[Start of section]
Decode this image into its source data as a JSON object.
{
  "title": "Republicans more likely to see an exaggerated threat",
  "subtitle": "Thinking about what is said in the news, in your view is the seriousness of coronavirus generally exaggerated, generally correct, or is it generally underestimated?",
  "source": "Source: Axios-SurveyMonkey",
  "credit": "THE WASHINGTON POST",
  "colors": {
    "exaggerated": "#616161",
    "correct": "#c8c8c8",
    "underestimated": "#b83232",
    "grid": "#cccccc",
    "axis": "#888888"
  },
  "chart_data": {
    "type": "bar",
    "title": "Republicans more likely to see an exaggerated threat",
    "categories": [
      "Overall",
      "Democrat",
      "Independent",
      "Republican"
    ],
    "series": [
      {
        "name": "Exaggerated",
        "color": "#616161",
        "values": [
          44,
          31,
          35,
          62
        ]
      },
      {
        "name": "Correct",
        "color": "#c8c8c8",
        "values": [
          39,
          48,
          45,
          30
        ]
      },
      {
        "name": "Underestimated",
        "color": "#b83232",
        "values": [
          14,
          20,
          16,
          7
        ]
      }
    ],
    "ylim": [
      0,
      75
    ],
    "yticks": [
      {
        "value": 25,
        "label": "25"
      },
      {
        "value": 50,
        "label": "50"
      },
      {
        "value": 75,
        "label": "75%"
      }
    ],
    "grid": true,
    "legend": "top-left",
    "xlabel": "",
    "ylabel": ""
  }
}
[End of section]
[Start of section]
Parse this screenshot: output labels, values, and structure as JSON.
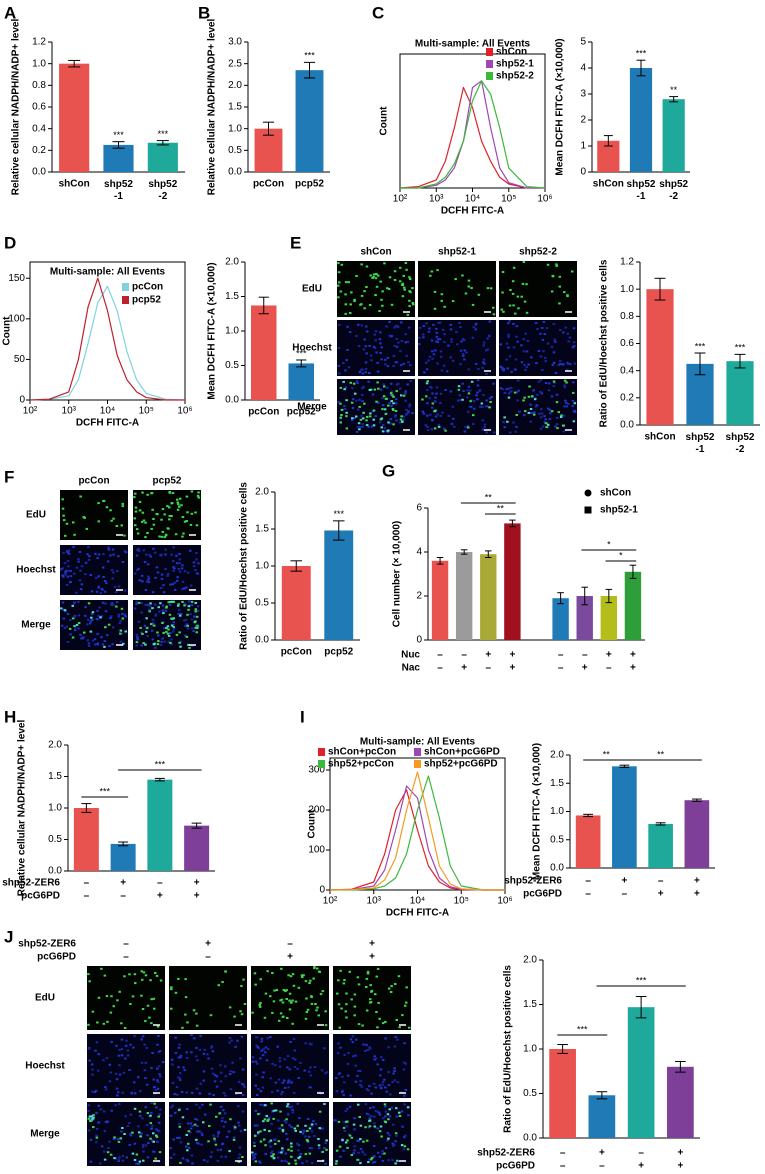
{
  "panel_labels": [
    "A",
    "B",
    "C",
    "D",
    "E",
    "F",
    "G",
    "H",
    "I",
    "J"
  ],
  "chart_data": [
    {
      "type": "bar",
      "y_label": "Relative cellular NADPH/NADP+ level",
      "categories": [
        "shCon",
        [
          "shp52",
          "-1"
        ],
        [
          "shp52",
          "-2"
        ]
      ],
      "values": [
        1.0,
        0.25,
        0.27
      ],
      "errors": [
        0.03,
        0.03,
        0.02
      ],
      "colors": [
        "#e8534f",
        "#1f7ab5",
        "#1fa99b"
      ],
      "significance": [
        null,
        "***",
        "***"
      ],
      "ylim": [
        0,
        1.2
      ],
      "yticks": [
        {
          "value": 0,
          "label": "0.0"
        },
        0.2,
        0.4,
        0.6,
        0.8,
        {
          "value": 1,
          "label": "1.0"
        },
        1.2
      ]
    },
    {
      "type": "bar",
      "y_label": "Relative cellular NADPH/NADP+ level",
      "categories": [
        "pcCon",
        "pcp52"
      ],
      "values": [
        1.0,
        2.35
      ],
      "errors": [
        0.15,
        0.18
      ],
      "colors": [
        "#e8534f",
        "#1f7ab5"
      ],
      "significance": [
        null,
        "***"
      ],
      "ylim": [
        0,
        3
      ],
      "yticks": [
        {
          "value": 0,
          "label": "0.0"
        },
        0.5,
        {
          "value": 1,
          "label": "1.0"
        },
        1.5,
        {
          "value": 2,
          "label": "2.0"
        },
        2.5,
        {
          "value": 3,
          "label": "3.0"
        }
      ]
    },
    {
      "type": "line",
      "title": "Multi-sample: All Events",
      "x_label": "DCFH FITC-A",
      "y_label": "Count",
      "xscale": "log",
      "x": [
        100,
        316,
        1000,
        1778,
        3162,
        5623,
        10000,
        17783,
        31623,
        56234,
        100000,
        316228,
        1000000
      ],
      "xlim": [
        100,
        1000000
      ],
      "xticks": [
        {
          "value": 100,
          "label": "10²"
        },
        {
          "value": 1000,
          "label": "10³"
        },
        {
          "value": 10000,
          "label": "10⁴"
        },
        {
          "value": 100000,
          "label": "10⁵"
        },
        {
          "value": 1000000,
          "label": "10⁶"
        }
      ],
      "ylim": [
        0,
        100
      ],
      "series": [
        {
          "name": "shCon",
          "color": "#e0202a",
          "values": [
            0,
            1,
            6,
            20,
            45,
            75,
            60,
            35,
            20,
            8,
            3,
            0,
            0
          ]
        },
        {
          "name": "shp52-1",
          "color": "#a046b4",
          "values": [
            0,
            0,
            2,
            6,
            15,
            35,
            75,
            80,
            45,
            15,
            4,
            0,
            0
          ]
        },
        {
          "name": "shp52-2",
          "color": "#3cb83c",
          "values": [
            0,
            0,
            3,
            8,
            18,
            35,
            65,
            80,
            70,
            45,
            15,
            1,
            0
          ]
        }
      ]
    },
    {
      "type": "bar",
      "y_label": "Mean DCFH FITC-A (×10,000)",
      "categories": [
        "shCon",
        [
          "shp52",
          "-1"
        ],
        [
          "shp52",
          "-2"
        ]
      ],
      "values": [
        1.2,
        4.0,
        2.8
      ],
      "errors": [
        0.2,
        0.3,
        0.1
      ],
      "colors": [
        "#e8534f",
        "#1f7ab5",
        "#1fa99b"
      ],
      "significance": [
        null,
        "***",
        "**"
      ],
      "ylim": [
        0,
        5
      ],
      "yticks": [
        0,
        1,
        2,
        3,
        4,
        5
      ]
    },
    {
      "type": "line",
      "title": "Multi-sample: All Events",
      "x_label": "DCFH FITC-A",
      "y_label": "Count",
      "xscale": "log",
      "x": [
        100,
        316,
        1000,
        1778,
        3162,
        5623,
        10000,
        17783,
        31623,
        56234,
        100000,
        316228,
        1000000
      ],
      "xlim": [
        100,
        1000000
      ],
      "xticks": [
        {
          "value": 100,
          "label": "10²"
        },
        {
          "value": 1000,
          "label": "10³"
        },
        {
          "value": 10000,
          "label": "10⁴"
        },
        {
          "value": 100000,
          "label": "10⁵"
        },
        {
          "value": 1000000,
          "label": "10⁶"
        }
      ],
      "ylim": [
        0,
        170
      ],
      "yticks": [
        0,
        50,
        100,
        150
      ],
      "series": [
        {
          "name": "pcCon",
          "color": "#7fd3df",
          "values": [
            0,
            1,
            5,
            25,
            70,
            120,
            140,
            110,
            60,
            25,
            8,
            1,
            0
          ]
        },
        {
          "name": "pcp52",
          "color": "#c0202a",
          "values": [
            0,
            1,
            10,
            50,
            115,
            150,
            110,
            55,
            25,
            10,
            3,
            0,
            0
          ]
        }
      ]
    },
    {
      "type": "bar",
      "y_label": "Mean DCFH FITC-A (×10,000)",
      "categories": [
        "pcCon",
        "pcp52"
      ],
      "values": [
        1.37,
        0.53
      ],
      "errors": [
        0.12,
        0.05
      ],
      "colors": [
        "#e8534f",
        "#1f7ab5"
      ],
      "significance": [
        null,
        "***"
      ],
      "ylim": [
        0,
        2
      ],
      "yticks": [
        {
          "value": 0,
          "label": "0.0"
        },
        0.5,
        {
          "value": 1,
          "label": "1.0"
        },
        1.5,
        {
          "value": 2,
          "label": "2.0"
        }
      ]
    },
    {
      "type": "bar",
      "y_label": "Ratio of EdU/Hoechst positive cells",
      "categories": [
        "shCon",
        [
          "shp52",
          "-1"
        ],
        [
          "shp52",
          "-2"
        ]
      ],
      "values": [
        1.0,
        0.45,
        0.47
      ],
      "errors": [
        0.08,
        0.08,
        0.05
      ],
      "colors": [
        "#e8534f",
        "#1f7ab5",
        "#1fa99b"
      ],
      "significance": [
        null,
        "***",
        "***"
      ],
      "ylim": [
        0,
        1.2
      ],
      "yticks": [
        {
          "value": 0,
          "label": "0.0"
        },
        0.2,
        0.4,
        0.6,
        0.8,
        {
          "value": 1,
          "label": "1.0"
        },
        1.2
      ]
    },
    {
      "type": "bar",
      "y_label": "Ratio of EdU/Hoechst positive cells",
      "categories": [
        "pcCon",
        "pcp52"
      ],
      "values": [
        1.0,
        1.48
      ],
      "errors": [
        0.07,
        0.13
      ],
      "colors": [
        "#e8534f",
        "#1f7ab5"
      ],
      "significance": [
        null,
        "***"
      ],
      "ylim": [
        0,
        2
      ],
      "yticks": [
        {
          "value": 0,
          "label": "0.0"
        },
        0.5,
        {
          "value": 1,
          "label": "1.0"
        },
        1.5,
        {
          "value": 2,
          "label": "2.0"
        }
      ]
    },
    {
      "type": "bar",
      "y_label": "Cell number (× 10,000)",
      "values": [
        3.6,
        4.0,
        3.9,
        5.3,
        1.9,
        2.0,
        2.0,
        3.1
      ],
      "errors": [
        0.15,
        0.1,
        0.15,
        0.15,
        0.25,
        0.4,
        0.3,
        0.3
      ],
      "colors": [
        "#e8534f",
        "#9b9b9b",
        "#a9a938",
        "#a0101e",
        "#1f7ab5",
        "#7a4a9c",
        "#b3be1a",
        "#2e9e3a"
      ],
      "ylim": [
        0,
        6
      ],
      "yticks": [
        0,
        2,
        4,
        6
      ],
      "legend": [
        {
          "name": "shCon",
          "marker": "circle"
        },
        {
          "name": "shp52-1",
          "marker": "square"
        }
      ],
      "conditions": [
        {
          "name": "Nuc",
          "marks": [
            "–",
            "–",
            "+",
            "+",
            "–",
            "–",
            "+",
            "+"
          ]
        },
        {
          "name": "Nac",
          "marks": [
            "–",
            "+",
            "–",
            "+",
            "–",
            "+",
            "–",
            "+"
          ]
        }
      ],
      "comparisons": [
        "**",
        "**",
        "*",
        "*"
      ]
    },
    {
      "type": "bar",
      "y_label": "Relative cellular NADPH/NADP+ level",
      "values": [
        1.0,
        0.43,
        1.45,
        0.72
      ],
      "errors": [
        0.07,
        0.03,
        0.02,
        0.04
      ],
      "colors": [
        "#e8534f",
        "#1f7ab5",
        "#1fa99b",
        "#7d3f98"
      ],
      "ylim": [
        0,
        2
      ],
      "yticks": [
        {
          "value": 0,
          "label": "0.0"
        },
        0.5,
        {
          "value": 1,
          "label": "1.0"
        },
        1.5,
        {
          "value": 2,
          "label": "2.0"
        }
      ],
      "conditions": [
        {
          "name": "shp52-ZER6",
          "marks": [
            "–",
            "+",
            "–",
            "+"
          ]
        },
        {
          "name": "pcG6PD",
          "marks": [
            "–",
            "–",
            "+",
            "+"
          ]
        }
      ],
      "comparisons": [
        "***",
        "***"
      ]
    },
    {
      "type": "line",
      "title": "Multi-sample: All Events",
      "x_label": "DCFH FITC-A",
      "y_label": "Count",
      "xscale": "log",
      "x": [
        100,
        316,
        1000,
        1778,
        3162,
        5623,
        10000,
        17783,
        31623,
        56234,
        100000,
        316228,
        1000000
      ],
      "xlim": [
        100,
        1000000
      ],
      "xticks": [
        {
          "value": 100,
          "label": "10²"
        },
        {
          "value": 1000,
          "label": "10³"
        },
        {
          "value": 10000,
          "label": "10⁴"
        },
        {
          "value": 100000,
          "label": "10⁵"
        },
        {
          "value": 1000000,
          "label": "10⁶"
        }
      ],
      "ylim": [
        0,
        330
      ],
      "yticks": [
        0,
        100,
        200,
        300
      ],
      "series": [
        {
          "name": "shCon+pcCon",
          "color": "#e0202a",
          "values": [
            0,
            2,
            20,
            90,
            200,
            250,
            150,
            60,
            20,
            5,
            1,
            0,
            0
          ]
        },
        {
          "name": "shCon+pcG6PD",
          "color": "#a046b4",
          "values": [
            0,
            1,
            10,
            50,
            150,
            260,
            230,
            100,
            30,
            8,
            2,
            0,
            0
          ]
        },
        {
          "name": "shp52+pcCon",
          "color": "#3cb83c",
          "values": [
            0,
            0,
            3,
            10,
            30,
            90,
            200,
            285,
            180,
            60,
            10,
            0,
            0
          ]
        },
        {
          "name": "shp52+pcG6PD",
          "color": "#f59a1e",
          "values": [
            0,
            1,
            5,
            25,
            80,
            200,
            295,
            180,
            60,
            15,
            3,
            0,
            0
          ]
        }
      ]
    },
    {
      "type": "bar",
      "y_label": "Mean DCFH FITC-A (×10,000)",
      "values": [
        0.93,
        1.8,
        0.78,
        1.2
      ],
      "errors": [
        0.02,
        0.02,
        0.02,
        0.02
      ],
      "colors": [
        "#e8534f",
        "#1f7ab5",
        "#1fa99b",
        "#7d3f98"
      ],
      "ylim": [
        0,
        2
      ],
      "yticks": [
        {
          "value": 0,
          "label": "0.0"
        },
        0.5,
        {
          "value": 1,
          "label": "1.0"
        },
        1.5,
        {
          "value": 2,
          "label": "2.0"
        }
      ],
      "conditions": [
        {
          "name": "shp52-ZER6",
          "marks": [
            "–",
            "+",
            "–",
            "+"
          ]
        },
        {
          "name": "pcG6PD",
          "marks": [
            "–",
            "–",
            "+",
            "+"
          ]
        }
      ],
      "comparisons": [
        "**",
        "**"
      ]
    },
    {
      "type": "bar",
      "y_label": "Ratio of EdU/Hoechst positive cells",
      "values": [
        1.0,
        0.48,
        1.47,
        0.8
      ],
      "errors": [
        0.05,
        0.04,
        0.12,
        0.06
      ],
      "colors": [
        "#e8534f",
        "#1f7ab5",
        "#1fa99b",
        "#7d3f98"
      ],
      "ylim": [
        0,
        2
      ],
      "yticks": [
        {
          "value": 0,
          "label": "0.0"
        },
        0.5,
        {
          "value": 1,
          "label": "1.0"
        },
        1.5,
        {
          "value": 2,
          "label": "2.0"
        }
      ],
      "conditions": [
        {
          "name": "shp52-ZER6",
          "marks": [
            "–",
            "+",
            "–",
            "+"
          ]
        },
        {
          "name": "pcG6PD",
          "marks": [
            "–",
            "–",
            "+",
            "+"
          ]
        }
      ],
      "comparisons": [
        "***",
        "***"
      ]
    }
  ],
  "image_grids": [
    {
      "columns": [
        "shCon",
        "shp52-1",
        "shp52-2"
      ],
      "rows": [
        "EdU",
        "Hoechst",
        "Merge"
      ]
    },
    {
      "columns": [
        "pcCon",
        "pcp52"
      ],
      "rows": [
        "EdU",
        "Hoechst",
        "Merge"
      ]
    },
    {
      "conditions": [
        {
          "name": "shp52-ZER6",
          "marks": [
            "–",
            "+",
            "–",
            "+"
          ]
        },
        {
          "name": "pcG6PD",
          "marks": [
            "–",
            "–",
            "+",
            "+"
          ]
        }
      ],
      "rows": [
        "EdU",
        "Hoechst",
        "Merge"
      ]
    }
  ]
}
[End of section]
_Your objective_
If a line above holds the word "JSON", copy it.

_Exercise response_
Decode this image into its source data as a JSON object.
Parse this screenshot: output labels, values, and structure as JSON.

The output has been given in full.